***** ITEMS *****
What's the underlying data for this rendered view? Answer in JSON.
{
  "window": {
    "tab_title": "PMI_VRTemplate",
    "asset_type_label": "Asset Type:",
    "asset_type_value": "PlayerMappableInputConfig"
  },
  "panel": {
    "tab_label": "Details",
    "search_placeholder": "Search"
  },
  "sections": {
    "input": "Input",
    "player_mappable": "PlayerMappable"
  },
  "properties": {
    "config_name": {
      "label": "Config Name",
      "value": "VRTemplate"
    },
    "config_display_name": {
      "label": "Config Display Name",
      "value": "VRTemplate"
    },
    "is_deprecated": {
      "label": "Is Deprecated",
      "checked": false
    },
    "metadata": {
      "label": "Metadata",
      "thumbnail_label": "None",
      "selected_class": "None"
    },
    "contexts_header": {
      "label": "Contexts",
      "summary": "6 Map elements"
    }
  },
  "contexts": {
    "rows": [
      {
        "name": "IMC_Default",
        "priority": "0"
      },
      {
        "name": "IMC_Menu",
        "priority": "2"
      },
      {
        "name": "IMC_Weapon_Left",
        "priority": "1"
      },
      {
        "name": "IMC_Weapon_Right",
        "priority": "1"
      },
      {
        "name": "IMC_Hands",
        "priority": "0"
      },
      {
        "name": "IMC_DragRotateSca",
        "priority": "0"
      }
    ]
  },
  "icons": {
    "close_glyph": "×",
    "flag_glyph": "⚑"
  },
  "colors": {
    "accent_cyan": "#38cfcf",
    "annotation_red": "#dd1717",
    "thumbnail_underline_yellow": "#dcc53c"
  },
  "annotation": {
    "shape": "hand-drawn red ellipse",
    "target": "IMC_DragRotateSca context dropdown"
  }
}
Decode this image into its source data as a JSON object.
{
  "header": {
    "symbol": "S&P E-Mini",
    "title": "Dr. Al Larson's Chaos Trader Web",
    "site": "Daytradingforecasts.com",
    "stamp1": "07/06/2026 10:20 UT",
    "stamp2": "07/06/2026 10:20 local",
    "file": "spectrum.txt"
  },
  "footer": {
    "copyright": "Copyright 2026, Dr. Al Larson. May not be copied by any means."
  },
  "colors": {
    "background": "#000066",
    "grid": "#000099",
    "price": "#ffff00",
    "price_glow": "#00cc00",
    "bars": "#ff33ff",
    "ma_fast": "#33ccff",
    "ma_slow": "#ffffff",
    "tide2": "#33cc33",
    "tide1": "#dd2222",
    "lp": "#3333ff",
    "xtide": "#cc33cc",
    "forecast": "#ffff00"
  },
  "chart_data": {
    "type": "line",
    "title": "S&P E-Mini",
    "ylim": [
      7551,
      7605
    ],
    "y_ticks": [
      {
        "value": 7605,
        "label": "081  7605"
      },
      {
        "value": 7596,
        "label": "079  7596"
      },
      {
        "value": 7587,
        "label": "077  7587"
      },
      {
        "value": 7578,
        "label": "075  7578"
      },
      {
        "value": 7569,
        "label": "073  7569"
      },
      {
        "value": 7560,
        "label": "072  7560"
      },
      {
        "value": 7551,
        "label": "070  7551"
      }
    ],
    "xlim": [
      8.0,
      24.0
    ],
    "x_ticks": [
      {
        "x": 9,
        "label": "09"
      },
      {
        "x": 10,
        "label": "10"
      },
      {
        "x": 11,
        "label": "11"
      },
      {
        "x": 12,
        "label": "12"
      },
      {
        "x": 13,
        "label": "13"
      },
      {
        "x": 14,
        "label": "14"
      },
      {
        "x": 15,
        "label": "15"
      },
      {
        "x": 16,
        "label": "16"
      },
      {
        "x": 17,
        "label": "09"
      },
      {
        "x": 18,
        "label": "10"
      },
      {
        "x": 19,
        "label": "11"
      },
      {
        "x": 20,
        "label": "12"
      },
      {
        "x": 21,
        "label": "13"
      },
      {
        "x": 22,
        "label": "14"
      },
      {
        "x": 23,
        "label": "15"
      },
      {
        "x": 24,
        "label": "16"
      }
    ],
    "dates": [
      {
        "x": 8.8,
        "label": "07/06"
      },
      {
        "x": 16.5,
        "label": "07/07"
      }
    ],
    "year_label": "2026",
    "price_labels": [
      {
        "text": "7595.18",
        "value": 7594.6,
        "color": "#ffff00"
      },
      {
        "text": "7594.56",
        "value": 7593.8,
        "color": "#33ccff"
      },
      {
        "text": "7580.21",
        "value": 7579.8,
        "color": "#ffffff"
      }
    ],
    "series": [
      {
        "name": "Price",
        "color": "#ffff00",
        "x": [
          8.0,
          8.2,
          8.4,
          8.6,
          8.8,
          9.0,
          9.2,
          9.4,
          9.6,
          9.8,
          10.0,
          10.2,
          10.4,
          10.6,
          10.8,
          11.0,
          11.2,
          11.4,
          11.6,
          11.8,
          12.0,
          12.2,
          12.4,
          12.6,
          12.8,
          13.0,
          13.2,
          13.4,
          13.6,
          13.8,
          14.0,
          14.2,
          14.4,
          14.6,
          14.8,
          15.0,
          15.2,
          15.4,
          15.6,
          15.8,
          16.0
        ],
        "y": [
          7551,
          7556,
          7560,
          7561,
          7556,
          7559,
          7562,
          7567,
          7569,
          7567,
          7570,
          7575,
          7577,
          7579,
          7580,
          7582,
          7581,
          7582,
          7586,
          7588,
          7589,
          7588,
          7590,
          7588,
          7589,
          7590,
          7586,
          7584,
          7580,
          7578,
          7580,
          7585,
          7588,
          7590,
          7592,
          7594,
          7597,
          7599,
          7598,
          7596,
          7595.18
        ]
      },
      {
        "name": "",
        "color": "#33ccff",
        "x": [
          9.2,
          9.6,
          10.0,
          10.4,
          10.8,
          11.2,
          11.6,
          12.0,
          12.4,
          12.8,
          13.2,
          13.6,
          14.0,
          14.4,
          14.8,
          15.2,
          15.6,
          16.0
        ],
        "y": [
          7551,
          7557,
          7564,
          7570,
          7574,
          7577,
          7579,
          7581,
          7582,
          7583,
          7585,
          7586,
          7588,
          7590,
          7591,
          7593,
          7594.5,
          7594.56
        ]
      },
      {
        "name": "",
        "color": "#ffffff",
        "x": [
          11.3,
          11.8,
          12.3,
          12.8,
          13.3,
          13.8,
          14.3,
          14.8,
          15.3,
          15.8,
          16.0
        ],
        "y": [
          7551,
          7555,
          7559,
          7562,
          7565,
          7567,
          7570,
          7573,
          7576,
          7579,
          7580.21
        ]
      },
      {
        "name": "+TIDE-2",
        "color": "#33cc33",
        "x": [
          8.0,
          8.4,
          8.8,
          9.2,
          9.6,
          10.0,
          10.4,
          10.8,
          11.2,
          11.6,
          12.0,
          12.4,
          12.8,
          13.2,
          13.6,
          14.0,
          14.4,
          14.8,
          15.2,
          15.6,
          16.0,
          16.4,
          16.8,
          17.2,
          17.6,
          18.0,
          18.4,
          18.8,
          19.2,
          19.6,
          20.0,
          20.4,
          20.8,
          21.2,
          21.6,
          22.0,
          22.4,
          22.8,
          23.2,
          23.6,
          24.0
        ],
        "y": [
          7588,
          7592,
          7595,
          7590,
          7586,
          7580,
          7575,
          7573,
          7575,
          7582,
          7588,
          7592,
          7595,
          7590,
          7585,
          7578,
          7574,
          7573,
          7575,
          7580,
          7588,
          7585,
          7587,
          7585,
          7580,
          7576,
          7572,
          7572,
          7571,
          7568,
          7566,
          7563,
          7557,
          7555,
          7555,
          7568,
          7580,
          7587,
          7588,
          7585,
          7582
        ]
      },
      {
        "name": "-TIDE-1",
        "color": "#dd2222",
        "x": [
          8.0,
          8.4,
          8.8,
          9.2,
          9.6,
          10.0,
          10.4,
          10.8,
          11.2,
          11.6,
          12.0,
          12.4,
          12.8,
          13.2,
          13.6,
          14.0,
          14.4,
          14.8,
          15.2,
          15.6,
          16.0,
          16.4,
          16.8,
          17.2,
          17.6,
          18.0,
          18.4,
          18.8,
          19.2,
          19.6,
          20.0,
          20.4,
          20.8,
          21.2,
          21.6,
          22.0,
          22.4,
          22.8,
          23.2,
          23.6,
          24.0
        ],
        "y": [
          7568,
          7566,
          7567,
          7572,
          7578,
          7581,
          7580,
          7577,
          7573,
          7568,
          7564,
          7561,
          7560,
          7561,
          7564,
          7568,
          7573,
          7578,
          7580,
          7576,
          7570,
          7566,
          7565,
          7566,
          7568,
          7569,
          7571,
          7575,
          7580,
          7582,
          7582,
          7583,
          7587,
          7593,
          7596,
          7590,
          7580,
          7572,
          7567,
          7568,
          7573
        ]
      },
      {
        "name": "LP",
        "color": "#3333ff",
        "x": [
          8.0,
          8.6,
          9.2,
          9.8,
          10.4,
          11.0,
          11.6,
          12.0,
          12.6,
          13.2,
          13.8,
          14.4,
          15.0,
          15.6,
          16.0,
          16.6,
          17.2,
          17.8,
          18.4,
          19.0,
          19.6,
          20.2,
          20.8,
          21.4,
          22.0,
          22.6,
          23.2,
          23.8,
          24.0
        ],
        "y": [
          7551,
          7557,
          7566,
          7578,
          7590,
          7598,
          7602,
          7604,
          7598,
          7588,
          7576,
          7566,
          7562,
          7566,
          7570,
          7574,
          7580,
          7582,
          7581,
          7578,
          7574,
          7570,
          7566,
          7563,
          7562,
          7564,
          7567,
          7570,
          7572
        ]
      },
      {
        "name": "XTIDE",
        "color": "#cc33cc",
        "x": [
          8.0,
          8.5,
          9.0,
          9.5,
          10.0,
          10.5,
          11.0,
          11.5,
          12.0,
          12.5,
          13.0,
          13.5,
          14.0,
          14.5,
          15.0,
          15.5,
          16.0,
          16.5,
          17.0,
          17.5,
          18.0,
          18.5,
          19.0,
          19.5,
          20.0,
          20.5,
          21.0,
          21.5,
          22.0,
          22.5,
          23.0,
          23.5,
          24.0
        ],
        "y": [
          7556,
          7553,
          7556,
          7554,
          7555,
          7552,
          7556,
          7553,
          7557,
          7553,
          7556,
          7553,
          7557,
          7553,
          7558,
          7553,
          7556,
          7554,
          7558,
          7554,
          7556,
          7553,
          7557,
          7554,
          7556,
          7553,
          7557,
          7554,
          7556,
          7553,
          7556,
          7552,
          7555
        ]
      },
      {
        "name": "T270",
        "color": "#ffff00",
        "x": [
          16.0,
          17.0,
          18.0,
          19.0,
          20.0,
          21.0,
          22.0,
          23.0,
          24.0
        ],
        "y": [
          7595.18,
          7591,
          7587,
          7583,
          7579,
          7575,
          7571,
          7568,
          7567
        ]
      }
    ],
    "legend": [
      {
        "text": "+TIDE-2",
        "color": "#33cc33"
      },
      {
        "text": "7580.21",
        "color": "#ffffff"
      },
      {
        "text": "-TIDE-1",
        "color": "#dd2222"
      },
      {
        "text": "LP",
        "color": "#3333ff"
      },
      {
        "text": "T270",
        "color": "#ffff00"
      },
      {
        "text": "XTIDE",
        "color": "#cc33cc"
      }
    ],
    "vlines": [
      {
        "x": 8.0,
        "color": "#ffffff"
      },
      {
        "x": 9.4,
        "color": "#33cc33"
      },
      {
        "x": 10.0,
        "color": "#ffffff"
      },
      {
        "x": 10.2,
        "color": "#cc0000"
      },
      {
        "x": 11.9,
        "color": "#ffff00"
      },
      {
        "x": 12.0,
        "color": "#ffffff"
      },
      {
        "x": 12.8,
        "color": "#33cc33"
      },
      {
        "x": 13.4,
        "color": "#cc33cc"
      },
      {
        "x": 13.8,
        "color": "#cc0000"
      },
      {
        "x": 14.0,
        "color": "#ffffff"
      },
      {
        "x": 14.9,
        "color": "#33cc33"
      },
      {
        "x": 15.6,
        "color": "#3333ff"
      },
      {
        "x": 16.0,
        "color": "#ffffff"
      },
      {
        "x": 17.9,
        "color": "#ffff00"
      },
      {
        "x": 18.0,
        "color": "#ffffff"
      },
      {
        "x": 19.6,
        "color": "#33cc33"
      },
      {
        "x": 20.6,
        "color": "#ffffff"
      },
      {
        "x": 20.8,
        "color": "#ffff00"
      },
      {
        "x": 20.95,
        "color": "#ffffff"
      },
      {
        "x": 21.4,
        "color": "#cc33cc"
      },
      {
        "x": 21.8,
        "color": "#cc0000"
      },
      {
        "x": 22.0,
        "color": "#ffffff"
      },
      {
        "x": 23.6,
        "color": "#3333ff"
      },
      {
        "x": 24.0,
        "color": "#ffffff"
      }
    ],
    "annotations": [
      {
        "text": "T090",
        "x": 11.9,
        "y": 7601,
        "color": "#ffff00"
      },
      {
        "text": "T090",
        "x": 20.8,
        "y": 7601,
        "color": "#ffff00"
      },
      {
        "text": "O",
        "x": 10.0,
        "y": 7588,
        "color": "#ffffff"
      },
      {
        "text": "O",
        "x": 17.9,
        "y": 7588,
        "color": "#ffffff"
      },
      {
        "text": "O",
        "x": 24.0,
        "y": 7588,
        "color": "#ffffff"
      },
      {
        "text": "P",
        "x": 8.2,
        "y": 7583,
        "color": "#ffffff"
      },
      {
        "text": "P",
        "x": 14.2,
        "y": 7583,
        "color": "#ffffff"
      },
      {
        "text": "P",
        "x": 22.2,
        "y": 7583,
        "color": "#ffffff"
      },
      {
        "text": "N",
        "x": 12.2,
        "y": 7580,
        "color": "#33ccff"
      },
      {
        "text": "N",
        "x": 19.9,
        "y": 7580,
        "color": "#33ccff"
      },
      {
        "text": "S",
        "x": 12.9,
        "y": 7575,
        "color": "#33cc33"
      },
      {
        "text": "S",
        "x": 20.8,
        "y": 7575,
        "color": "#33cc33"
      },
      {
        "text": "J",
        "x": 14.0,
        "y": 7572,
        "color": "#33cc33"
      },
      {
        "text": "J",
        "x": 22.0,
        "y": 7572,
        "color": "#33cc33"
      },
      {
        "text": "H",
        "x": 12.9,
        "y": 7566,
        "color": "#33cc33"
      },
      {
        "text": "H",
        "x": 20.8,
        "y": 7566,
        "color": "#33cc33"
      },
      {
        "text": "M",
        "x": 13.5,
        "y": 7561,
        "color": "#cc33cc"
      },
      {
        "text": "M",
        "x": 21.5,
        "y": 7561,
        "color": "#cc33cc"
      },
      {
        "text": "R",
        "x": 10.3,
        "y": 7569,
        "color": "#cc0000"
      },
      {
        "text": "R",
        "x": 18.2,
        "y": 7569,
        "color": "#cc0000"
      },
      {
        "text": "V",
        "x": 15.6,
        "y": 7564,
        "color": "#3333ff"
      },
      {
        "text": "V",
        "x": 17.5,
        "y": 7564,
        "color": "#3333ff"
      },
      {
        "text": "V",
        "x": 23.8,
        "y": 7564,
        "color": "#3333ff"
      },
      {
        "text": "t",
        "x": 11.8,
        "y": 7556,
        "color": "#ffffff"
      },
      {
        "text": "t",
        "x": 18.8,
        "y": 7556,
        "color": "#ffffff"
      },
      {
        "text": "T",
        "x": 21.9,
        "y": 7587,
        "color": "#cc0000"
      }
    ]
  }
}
*****
- EXERCISE
Look over the records above and copy each line that includes the string "None".

- EXERCISE RESPONSE
      "thumbnail_label": "None",
      "selected_class": "None"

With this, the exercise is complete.